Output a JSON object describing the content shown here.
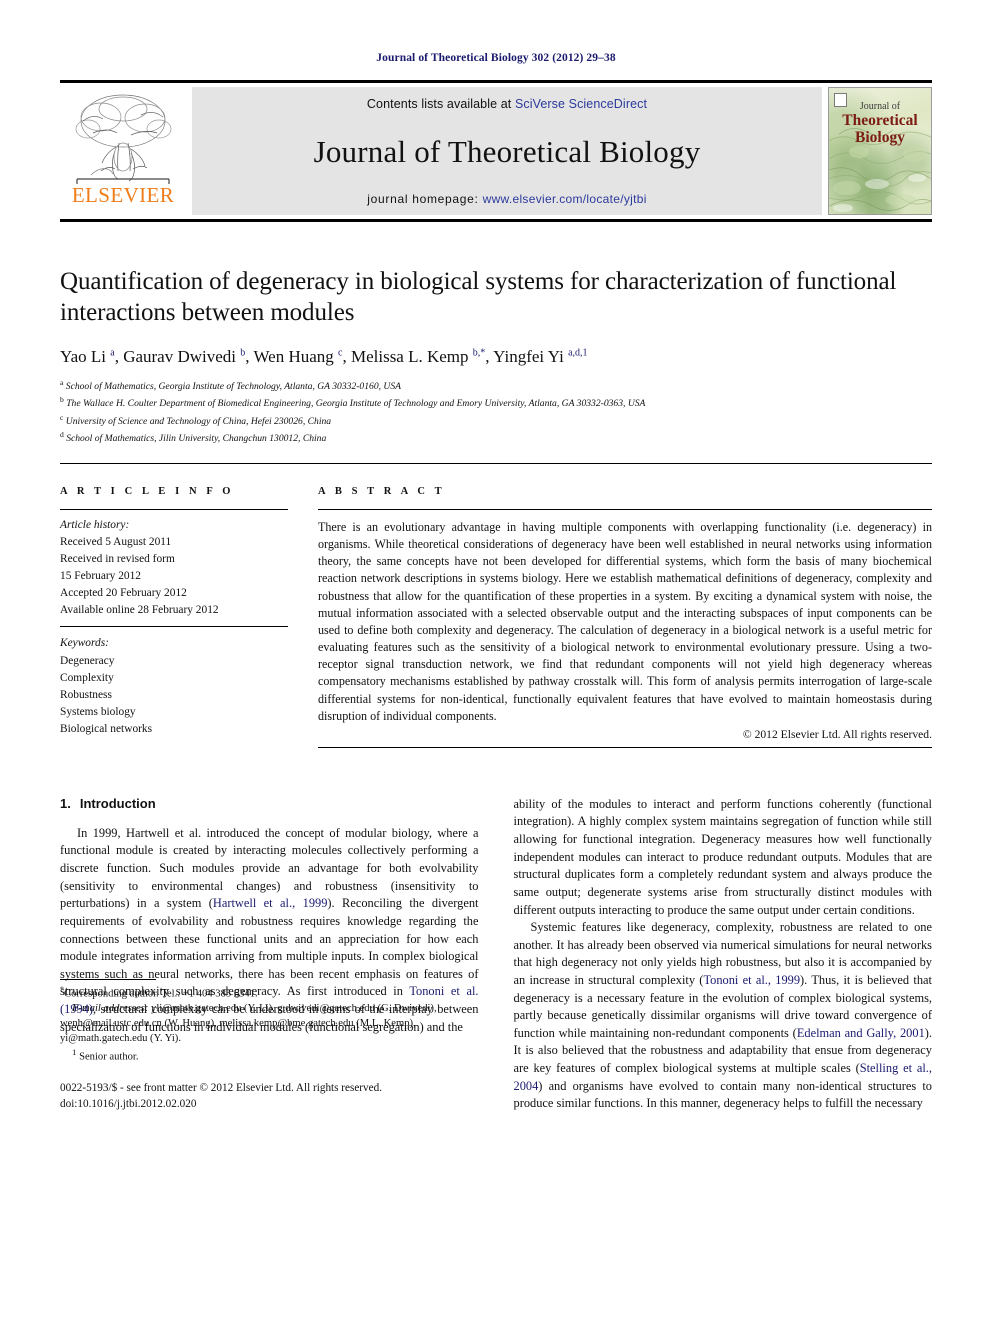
{
  "running_head": "Journal of Theoretical Biology 302 (2012) 29–38",
  "masthead": {
    "contents_prefix": "Contents lists available at ",
    "sciencedirect": "SciVerse ScienceDirect",
    "journal_name": "Journal of Theoretical Biology",
    "homepage_prefix": "journal homepage: ",
    "homepage_url": "www.elsevier.com/locate/yjtbi",
    "publisher_logo_text": "ELSEVIER",
    "publisher_accent_color": "#ef7d1a",
    "link_color": "#2b3a9c",
    "cover": {
      "line1": "Journal of",
      "line2": "Theoretical",
      "line3": "Biology",
      "text_color": "#7c1b13"
    }
  },
  "article": {
    "title": "Quantification of degeneracy in biological systems for characterization of functional interactions between modules",
    "authors_html": "Yao Li <sup>a</sup>, Gaurav Dwivedi <sup>b</sup>, Wen Huang <sup>c</sup>, Melissa L. Kemp <sup>b,*</sup>, Yingfei Yi <sup>a,d,1</sup>",
    "affiliations": [
      {
        "marker": "a",
        "text": "School of Mathematics, Georgia Institute of Technology, Atlanta, GA 30332-0160, USA"
      },
      {
        "marker": "b",
        "text": "The Wallace H. Coulter Department of Biomedical Engineering, Georgia Institute of Technology and Emory University, Atlanta, GA 30332-0363, USA"
      },
      {
        "marker": "c",
        "text": "University of Science and Technology of China, Hefei 230026, China"
      },
      {
        "marker": "d",
        "text": "School of Mathematics, Jilin University, Changchun 130012, China"
      }
    ]
  },
  "article_info": {
    "heading": "A R T I C L E   I N F O",
    "history_label": "Article history:",
    "history": [
      "Received 5 August 2011",
      "Received in revised form",
      "15 February 2012",
      "Accepted 20 February 2012",
      "Available online 28 February 2012"
    ],
    "keywords_label": "Keywords:",
    "keywords": [
      "Degeneracy",
      "Complexity",
      "Robustness",
      "Systems biology",
      "Biological networks"
    ]
  },
  "abstract": {
    "heading": "A B S T R A C T",
    "text": "There is an evolutionary advantage in having multiple components with overlapping functionality (i.e. degeneracy) in organisms. While theoretical considerations of degeneracy have been well established in neural networks using information theory, the same concepts have not been developed for differential systems, which form the basis of many biochemical reaction network descriptions in systems biology. Here we establish mathematical definitions of degeneracy, complexity and robustness that allow for the quantification of these properties in a system. By exciting a dynamical system with noise, the mutual information associated with a selected observable output and the interacting subspaces of input components can be used to define both complexity and degeneracy. The calculation of degeneracy in a biological network is a useful metric for evaluating features such as the sensitivity of a biological network to environmental evolutionary pressure. Using a two-receptor signal transduction network, we find that redundant components will not yield high degeneracy whereas compensatory mechanisms established by pathway crosstalk will. This form of analysis permits interrogation of large-scale differential systems for non-identical, functionally equivalent features that have evolved to maintain homeostasis during disruption of individual components.",
    "copyright": "© 2012 Elsevier Ltd. All rights reserved."
  },
  "body": {
    "section_number": "1.",
    "section_title": "Introduction",
    "left_paragraph_1_html": "In 1999, Hartwell et al. introduced the concept of modular biology, where a functional module is created by interacting molecules collectively performing a discrete function. Such modules provide an advantage for both evolvability (sensitivity to environmental changes) and robustness (insensitivity to perturbations) in a system (<span class=\"cite\">Hartwell et al., 1999</span>). Reconciling the divergent requirements of evolvability and robustness requires knowledge regarding the connections between these functional units and an appreciation for how each module integrates information arriving from multiple inputs. In complex biological systems such as neural networks, there has been recent emphasis on features of structural complexity such as degeneracy. As first introduced in <span class=\"cite\">Tononi et al. (1994)</span>, structural complexity can be understood in terms of the interplay between specialization of functions in individual modules (functional segregation) and the",
    "right_paragraph_1_html": "ability of the modules to interact and perform functions coherently (functional integration). A highly complex system maintains segregation of function while still allowing for functional integration. Degeneracy measures how well functionally independent modules can interact to produce redundant outputs. Modules that are structural duplicates form a completely redundant system and always produce the same output; degenerate systems arise from structurally distinct modules with different outputs interacting to produce the same output under certain conditions.",
    "right_paragraph_2_html": "Systemic features like degeneracy, complexity, robustness are related to one another. It has already been observed via numerical simulations for neural networks that high degeneracy not only yields high robustness, but also it is accompanied by an increase in structural complexity (<span class=\"cite\">Tononi et al., 1999</span>). Thus, it is believed that degeneracy is a necessary feature in the evolution of complex biological systems, partly because genetically dissimilar organisms will drive toward convergence of function while maintaining non-redundant components (<span class=\"cite\">Edelman and Gally, 2001</span>). It is also believed that the robustness and adaptability that ensue from degeneracy are key features of complex biological systems at multiple scales (<span class=\"cite\">Stelling et al., 2004</span>) and organisms have evolved to contain many non-identical structures to produce similar functions. In this manner, degeneracy helps to fulfill the necessary"
  },
  "footnotes": {
    "corresponding_html": "<span class=\"star\">*</span>Corresponding author. Tel.: +1 404 385 6341.",
    "emails_html": "<span class=\"em\">E-mail addresses:</span> yli@math.gatech.edu (Y. Li), g.dwivedi@gatech.edu (G. Dwivedi), wenh@mail.ustc.edu.cn (W. Huang), melissa.kemp@bme.gatech.edu (M.L. Kemp), yi@math.gatech.edu (Y. Yi).",
    "senior_html": "<sup>1</sup> Senior author.",
    "issn_line1": "0022-5193/$ - see front matter © 2012 Elsevier Ltd. All rights reserved.",
    "issn_line2": "doi:10.1016/j.jtbi.2012.02.020"
  }
}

*-*-*

Look through the listing above. Pick out each line with "Kemp" and copy it.

    "authors_html": "Yao Li <sup>a</sup>, Gaurav Dwivedi <sup>b</sup>, Wen Huang <sup>c</sup>, Melissa L. Kemp <sup>b,*</sup>, Yingfei Yi <sup>a,d,1</sup>",
    "emails_html": "<span class=\"em\">E-mail addresses:</span> yli@math.gatech.edu (Y. Li), g.dwivedi@gatech.edu (G. Dwivedi), wenh@mail.ustc.edu.cn (W. Huang), melissa.kemp@bme.gatech.edu (M.L. Kemp), yi@math.gatech.edu (Y. Yi).",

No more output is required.